[Data records]
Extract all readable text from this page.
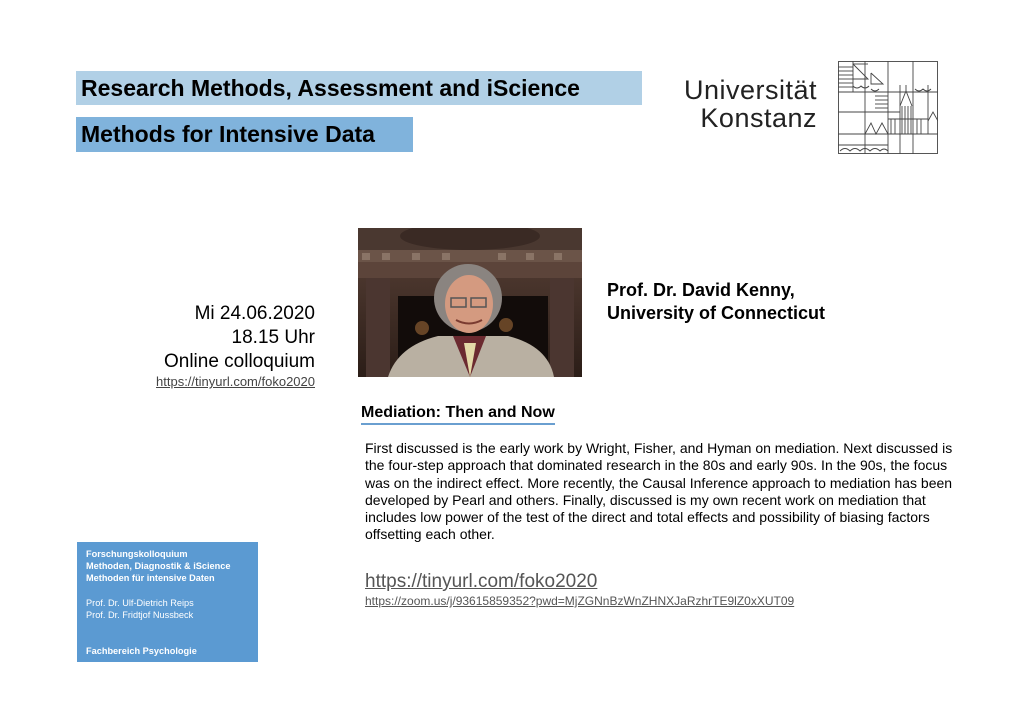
Research Methods, Assessment and iScience
Methods for Intensive Data
Universität
Konstanz
Mi 24.06.2020
18.15 Uhr
Online colloquium
https://tinyurl.com/foko2020
Prof. Dr. David Kenny,
University of Connecticut
Mediation: Then and Now
First discussed is the early work by Wright, Fisher, and Hyman on mediation. Next discussed is the four-step approach that dominated research in the 80s and early 90s. In the 90s, the focus was on the indirect effect. More recently, the Causal Inference approach to mediation has been developed by Pearl and others. Finally, discussed is my own recent work on mediation that includes low power of the test of the direct and total effects and possibility of biasing factors offsetting each other.
https://tinyurl.com/foko2020
https://zoom.us/j/93615859352?pwd=MjZGNnBzWnZHNXJaRzhrTE9lZ0xXUT09
Forschungskolloquium
Methoden, Diagnostik & iScience
Methoden für intensive Daten
Prof. Dr. Ulf-Dietrich Reips
Prof. Dr. Fridtjof Nussbeck
Fachbereich Psychologie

| Direction |
Where a line contains "Methoden", copy that line.

| Answer for the task |
Methoden, Diagnostik & iScience
Methoden für intensive Daten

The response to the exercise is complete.